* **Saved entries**
━━━━━━━━

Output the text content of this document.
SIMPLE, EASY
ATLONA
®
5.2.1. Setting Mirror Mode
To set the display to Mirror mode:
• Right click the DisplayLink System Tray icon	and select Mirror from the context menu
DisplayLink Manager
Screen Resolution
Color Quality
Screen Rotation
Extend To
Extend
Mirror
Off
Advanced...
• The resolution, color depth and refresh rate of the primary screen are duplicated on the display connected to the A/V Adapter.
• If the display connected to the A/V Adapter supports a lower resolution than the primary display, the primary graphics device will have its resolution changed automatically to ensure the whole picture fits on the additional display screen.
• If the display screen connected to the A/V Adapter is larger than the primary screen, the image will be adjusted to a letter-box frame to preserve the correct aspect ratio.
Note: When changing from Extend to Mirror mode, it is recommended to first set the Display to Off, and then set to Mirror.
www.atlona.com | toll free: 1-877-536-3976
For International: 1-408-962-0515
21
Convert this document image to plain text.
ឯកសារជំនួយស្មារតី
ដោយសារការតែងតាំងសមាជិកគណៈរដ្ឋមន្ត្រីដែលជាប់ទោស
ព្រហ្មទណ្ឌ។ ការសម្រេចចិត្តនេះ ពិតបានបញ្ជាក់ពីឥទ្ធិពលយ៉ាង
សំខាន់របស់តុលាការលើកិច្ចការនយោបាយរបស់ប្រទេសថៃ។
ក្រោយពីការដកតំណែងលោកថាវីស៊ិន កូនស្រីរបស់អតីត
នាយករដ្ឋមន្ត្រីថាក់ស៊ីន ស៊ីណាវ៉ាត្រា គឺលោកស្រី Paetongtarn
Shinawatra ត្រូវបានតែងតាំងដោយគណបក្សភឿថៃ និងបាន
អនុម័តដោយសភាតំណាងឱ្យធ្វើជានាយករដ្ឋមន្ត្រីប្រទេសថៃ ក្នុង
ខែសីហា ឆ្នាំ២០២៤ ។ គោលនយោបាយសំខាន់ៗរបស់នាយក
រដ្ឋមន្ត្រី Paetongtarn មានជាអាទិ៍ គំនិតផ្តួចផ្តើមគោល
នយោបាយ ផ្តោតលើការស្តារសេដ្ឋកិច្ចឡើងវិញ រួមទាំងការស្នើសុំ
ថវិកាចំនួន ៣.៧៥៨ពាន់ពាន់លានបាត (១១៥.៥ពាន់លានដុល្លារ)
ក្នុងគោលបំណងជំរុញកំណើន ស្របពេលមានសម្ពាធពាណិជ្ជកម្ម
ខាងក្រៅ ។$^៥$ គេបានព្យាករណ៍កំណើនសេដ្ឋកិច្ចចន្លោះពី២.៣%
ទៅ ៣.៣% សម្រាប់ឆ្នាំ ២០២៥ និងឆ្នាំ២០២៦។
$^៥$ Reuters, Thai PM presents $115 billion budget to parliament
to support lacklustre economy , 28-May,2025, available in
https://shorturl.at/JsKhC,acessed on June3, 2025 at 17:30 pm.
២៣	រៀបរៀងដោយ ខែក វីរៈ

━━━━━━━━

* **WORK REQUIRED**
Extract every record. Keep wording exact.

* **TASK ANSWER**
Output the text content of this document.
SIMPLE, EASY
ATLONA
®
5.2.1. Setting Mirror Mode
To set the display to Mirror mode:
• Right click the DisplayLink System Tray icon	and select Mirror from the context menu
DisplayLink Manager
Screen Resolution
Color Quality
Screen Rotation
Extend To
Extend
Mirror
Off
Advanced...
• The resolution, color depth and refresh rate of the primary screen are duplicated on the display connected to the A/V Adapter.
• If the display connected to the A/V Adapter supports a lower resolution than the primary display, the primary graphics device will have its resolution changed automatically to ensure the whole picture fits on the additional display screen.
• If the display screen connected to the A/V Adapter is larger than the primary screen, the image will be adjusted to a letter-box frame to preserve the correct aspect ratio.
Note: When changing from Extend to Mirror mode, it is recommended to first set the Display to Off, and then set to Mirror.
www.atlona.com | toll free: 1-877-536-3976
For International: 1-408-962-0515
21
Convert this document image to plain text.
ឯកសារជំនួយស្មារតី
ដោយសារការតែងតាំងសមាជិកគណៈរដ្ឋមន្ត្រីដែលជាប់ទោស
ព្រហ្មទណ្ឌ។ ការសម្រេចចិត្តនេះ ពិតបានបញ្ជាក់ពីឥទ្ធិពលយ៉ាង
សំខាន់របស់តុលាការលើកិច្ចការនយោបាយរបស់ប្រទេសថៃ។
ក្រោយពីការដកតំណែងលោកថាវីស៊ិន កូនស្រីរបស់អតីត
នាយករដ្ឋមន្ត្រីថាក់ស៊ីន ស៊ីណាវ៉ាត្រា គឺលោកស្រី Paetongtarn
Shinawatra ត្រូវបានតែងតាំងដោយគណបក្សភឿថៃ និងបាន
អនុម័តដោយសភាតំណាងឱ្យធ្វើជានាយករដ្ឋមន្ត្រីប្រទេសថៃ ក្នុង
ខែសីហា ឆ្នាំ២០២៤ ។ គោលនយោបាយសំខាន់ៗរបស់នាយក
រដ្ឋមន្ត្រី Paetongtarn មានជាអាទិ៍ គំនិតផ្តួចផ្តើមគោល
នយោបាយ ផ្តោតលើការស្តារសេដ្ឋកិច្ចឡើងវិញ រួមទាំងការស្នើសុំ
ថវិកាចំនួន ៣.៧៥៨ពាន់ពាន់លានបាត (១១៥.៥ពាន់លានដុល្លារ)
ក្នុងគោលបំណងជំរុញកំណើន ស្របពេលមានសម្ពាធពាណិជ្ជកម្ម
ខាងក្រៅ ។$^៥$ គេបានព្យាករណ៍កំណើនសេដ្ឋកិច្ចចន្លោះពី២.៣%
ទៅ ៣.៣% សម្រាប់ឆ្នាំ ២០២៥ និងឆ្នាំ២០២៦។
$^៥$ Reuters, Thai PM presents $115 billion budget to parliament
to support lacklustre economy , 28-May,2025, available in
https://shorturl.at/JsKhC,acessed on June3, 2025 at 17:30 pm.
២៣	រៀបរៀងដោយ ខែក វីរៈ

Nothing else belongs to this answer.